Direction:
Restate the data below word for word. Skip any images it contains.

'''

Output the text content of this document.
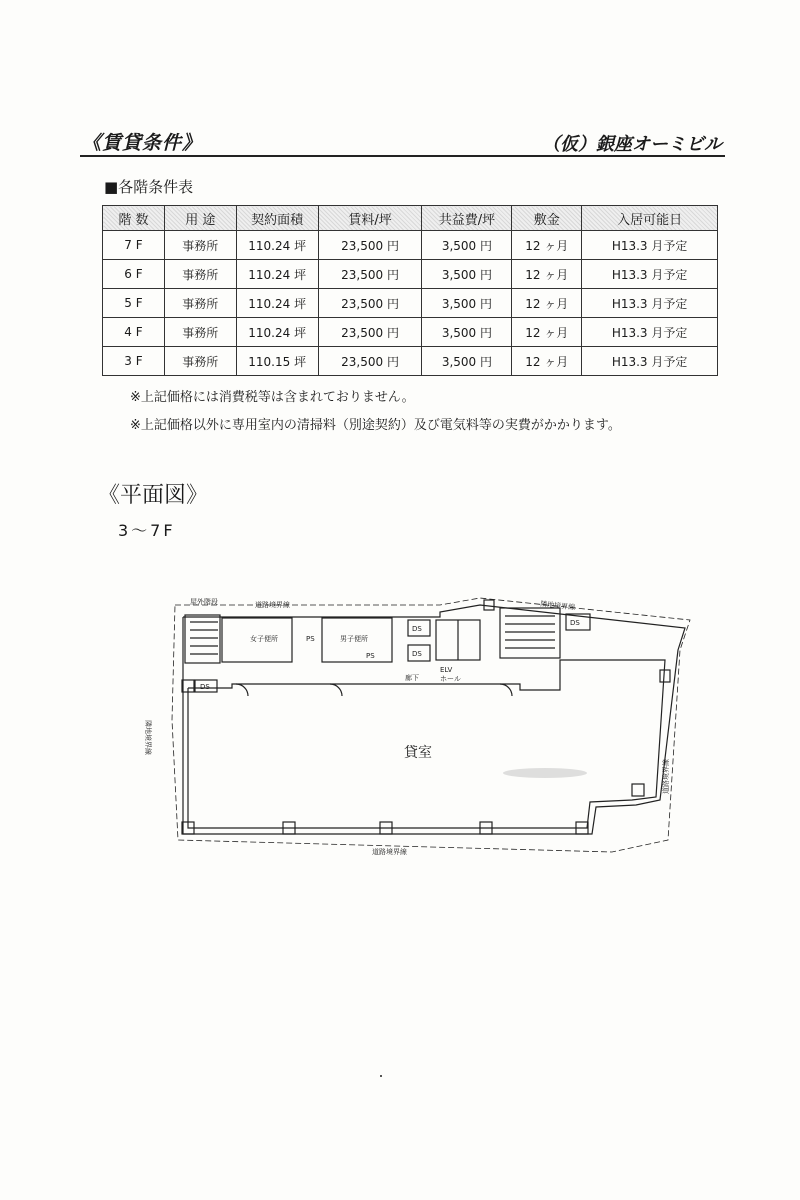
《賃貸条件》	（仮）銀座オーミビル
■各階条件表
階 数	用 途	契約面積	賃料/坪	共益費/坪	敷金	入居可能日
7 F	事務所	110.24 坪	23,500 円	3,500 円	12 ヶ月	H13.3 月予定
6 F	事務所	110.24 坪	23,500 円	3,500 円	12 ヶ月	H13.3 月予定
5 F	事務所	110.24 坪	23,500 円	3,500 円	12 ヶ月	H13.3 月予定
4 F	事務所	110.24 坪	23,500 円	3,500 円	12 ヶ月	H13.3 月予定
3 F	事務所	110.15 坪	23,500 円	3,500 円	12 ヶ月	H13.3 月予定
※上記価格には消費税等は含まれておりません。
※上記価格以外に専用室内の清掃料（別途契約）及び電気料等の実費がかかります。
《平面図》
3～7F
屋外階段	道路境界線	隣地境界線
隣地境界線
道路境界線
道路境界線
女子便所	男子便所
PS
PS
DS
DS
DS
DS
廊下
ELV
ホール
貸室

'''

Completed exercise:
Output the text content of this document.
《賃貸条件》	（仮）銀座オーミビル
■各階条件表
階 数	用 途	契約面積	賃料/坪	共益費/坪	敷金	入居可能日
7 F	事務所	110.24 坪	23,500 円	3,500 円	12 ヶ月	H13.3 月予定
6 F	事務所	110.24 坪	23,500 円	3,500 円	12 ヶ月	H13.3 月予定
5 F	事務所	110.24 坪	23,500 円	3,500 円	12 ヶ月	H13.3 月予定
4 F	事務所	110.24 坪	23,500 円	3,500 円	12 ヶ月	H13.3 月予定
3 F	事務所	110.15 坪	23,500 円	3,500 円	12 ヶ月	H13.3 月予定
※上記価格には消費税等は含まれておりません。
※上記価格以外に専用室内の清掃料（別途契約）及び電気料等の実費がかかります。
《平面図》
3～7F
屋外階段	道路境界線	隣地境界線
隣地境界線
道路境界線
道路境界線
女子便所	男子便所
PS
PS
DS
DS
DS
DS
廊下
ELV
ホール
貸室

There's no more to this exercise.